══ Data listing ══

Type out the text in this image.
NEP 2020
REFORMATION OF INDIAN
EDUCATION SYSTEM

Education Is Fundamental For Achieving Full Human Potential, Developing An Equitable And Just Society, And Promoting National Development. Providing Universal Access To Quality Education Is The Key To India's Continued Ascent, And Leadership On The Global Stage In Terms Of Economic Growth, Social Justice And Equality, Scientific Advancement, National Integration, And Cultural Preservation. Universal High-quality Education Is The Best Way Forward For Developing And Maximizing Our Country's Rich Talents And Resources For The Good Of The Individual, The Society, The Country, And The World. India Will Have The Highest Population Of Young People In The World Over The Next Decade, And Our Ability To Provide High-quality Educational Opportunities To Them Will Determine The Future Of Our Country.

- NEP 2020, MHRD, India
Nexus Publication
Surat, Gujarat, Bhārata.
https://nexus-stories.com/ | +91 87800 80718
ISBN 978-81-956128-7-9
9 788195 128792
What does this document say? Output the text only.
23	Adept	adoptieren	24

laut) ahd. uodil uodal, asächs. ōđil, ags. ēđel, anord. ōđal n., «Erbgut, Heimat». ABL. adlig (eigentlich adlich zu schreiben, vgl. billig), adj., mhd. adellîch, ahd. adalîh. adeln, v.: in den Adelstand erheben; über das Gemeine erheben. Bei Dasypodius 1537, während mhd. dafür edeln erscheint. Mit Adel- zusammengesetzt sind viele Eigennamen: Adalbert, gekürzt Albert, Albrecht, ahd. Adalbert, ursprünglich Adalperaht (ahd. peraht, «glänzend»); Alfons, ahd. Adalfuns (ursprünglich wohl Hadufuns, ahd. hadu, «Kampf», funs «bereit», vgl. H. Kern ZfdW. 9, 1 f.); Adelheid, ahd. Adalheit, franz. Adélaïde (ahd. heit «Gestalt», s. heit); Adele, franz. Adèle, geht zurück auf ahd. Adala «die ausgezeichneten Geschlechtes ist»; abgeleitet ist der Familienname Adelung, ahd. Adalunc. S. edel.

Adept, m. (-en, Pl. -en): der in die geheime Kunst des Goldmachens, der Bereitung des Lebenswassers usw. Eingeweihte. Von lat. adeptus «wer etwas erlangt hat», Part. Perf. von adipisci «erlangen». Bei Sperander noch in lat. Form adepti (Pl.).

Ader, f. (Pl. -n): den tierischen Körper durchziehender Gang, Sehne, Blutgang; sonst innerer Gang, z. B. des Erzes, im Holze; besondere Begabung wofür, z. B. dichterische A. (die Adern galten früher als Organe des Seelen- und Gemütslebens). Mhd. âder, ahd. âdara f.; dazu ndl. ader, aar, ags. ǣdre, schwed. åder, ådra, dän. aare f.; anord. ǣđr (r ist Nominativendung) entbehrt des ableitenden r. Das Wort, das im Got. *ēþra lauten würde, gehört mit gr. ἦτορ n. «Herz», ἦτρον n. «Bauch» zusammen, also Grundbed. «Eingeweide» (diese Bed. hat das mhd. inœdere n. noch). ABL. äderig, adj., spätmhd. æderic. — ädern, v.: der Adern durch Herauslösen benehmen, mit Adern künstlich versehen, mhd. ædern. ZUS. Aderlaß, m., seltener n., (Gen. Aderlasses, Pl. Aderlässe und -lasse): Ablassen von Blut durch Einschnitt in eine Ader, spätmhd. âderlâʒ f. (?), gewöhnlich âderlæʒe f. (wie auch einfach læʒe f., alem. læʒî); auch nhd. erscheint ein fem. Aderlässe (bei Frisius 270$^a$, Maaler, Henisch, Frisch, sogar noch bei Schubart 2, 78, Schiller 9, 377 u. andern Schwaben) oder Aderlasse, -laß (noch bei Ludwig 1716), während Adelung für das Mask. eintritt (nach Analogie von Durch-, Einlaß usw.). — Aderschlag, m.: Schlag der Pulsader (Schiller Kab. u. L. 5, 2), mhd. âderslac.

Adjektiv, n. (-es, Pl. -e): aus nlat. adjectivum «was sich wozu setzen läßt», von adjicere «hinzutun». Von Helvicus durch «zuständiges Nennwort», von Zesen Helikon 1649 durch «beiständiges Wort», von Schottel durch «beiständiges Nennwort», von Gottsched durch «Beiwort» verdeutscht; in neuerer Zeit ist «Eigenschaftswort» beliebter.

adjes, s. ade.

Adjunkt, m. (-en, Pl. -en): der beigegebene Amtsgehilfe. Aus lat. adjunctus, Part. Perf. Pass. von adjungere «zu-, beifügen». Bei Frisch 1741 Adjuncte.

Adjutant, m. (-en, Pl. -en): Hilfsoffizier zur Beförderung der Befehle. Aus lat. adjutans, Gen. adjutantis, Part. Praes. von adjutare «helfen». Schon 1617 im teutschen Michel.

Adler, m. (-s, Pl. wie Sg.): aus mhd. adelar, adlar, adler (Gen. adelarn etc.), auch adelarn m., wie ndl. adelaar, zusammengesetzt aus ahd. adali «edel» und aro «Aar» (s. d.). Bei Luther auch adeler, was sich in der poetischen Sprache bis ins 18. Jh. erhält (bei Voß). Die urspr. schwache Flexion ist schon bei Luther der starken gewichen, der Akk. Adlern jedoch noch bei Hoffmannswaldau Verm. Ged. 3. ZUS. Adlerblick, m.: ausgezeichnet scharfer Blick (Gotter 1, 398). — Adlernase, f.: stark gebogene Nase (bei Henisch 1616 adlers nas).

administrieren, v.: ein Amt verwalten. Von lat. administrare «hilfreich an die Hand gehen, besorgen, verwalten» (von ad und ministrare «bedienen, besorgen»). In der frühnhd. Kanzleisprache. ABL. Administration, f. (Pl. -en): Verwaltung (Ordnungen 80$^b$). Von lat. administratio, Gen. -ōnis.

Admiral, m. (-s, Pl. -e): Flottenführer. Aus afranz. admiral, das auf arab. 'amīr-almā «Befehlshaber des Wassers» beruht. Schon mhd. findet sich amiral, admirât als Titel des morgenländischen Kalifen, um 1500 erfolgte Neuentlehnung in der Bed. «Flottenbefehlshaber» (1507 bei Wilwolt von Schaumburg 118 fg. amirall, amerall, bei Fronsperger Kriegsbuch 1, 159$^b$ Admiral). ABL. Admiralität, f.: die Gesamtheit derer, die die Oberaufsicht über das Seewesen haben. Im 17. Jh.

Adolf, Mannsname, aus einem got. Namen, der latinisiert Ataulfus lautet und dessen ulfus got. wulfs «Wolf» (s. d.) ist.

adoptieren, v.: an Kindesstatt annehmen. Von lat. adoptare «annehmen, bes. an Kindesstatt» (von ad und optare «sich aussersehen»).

═══

## What you are asked to do
Set down all of the data above, word for word.

## The result
Type out the text in this image.
NEP 2020
REFORMATION OF INDIAN
EDUCATION SYSTEM

Education Is Fundamental For Achieving Full Human Potential, Developing An Equitable And Just Society, And Promoting National Development. Providing Universal Access To Quality Education Is The Key To India's Continued Ascent, And Leadership On The Global Stage In Terms Of Economic Growth, Social Justice And Equality, Scientific Advancement, National Integration, And Cultural Preservation. Universal High-quality Education Is The Best Way Forward For Developing And Maximizing Our Country's Rich Talents And Resources For The Good Of The Individual, The Society, The Country, And The World. India Will Have The Highest Population Of Young People In The World Over The Next Decade, And Our Ability To Provide High-quality Educational Opportunities To Them Will Determine The Future Of Our Country.

- NEP 2020, MHRD, India
Nexus Publication
Surat, Gujarat, Bhārata.
https://nexus-stories.com/ | +91 87800 80718
ISBN 978-81-956128-7-9
9 788195 128792
What does this document say? Output the text only.
23	Adept	adoptieren	24

laut) ahd. uodil uodal, asächs. ōđil, ags. ēđel, anord. ōđal n., «Erbgut, Heimat». ABL. adlig (eigentlich adlich zu schreiben, vgl. billig), adj., mhd. adellîch, ahd. adalîh. adeln, v.: in den Adelstand erheben; über das Gemeine erheben. Bei Dasypodius 1537, während mhd. dafür edeln erscheint. Mit Adel- zusammengesetzt sind viele Eigennamen: Adalbert, gekürzt Albert, Albrecht, ahd. Adalbert, ursprünglich Adalperaht (ahd. peraht, «glänzend»); Alfons, ahd. Adalfuns (ursprünglich wohl Hadufuns, ahd. hadu, «Kampf», funs «bereit», vgl. H. Kern ZfdW. 9, 1 f.); Adelheid, ahd. Adalheit, franz. Adélaïde (ahd. heit «Gestalt», s. heit); Adele, franz. Adèle, geht zurück auf ahd. Adala «die ausgezeichneten Geschlechtes ist»; abgeleitet ist der Familienname Adelung, ahd. Adalunc. S. edel.

Adept, m. (-en, Pl. -en): der in die geheime Kunst des Goldmachens, der Bereitung des Lebenswassers usw. Eingeweihte. Von lat. adeptus «wer etwas erlangt hat», Part. Perf. von adipisci «erlangen». Bei Sperander noch in lat. Form adepti (Pl.).

Ader, f. (Pl. -n): den tierischen Körper durchziehender Gang, Sehne, Blutgang; sonst innerer Gang, z. B. des Erzes, im Holze; besondere Begabung wofür, z. B. dichterische A. (die Adern galten früher als Organe des Seelen- und Gemütslebens). Mhd. âder, ahd. âdara f.; dazu ndl. ader, aar, ags. ǣdre, schwed. åder, ådra, dän. aare f.; anord. ǣđr (r ist Nominativendung) entbehrt des ableitenden r. Das Wort, das im Got. *ēþra lauten würde, gehört mit gr. ἦτορ n. «Herz», ἦτρον n. «Bauch» zusammen, also Grundbed. «Eingeweide» (diese Bed. hat das mhd. inœdere n. noch). ABL. äderig, adj., spätmhd. æderic. — ädern, v.: der Adern durch Herauslösen benehmen, mit Adern künstlich versehen, mhd. ædern. ZUS. Aderlaß, m., seltener n., (Gen. Aderlasses, Pl. Aderlässe und -lasse): Ablassen von Blut durch Einschnitt in eine Ader, spätmhd. âderlâʒ f. (?), gewöhnlich âderlæʒe f. (wie auch einfach læʒe f., alem. læʒî); auch nhd. erscheint ein fem. Aderlässe (bei Frisius 270$^a$, Maaler, Henisch, Frisch, sogar noch bei Schubart 2, 78, Schiller 9, 377 u. andern Schwaben) oder Aderlasse, -laß (noch bei Ludwig 1716), während Adelung für das Mask. eintritt (nach Analogie von Durch-, Einlaß usw.). — Aderschlag, m.: Schlag der Pulsader (Schiller Kab. u. L. 5, 2), mhd. âderslac.

Adjektiv, n. (-es, Pl. -e): aus nlat. adjectivum «was sich wozu setzen läßt», von adjicere «hinzutun». Von Helvicus durch «zuständiges Nennwort», von Zesen Helikon 1649 durch «beiständiges Wort», von Schottel durch «beiständiges Nennwort», von Gottsched durch «Beiwort» verdeutscht; in neuerer Zeit ist «Eigenschaftswort» beliebter.

adjes, s. ade.

Adjunkt, m. (-en, Pl. -en): der beigegebene Amtsgehilfe. Aus lat. adjunctus, Part. Perf. Pass. von adjungere «zu-, beifügen». Bei Frisch 1741 Adjuncte.

Adjutant, m. (-en, Pl. -en): Hilfsoffizier zur Beförderung der Befehle. Aus lat. adjutans, Gen. adjutantis, Part. Praes. von adjutare «helfen». Schon 1617 im teutschen Michel.

Adler, m. (-s, Pl. wie Sg.): aus mhd. adelar, adlar, adler (Gen. adelarn etc.), auch adelarn m., wie ndl. adelaar, zusammengesetzt aus ahd. adali «edel» und aro «Aar» (s. d.). Bei Luther auch adeler, was sich in der poetischen Sprache bis ins 18. Jh. erhält (bei Voß). Die urspr. schwache Flexion ist schon bei Luther der starken gewichen, der Akk. Adlern jedoch noch bei Hoffmannswaldau Verm. Ged. 3. ZUS. Adlerblick, m.: ausgezeichnet scharfer Blick (Gotter 1, 398). — Adlernase, f.: stark gebogene Nase (bei Henisch 1616 adlers nas).

administrieren, v.: ein Amt verwalten. Von lat. administrare «hilfreich an die Hand gehen, besorgen, verwalten» (von ad und ministrare «bedienen, besorgen»). In der frühnhd. Kanzleisprache. ABL. Administration, f. (Pl. -en): Verwaltung (Ordnungen 80$^b$). Von lat. administratio, Gen. -ōnis.

Admiral, m. (-s, Pl. -e): Flottenführer. Aus afranz. admiral, das auf arab. 'amīr-almā «Befehlshaber des Wassers» beruht. Schon mhd. findet sich amiral, admirât als Titel des morgenländischen Kalifen, um 1500 erfolgte Neuentlehnung in der Bed. «Flottenbefehlshaber» (1507 bei Wilwolt von Schaumburg 118 fg. amirall, amerall, bei Fronsperger Kriegsbuch 1, 159$^b$ Admiral). ABL. Admiralität, f.: die Gesamtheit derer, die die Oberaufsicht über das Seewesen haben. Im 17. Jh.

Adolf, Mannsname, aus einem got. Namen, der latinisiert Ataulfus lautet und dessen ulfus got. wulfs «Wolf» (s. d.) ist.

adoptieren, v.: an Kindesstatt annehmen. Von lat. adoptare «annehmen, bes. an Kindesstatt» (von ad und optare «sich aussersehen»).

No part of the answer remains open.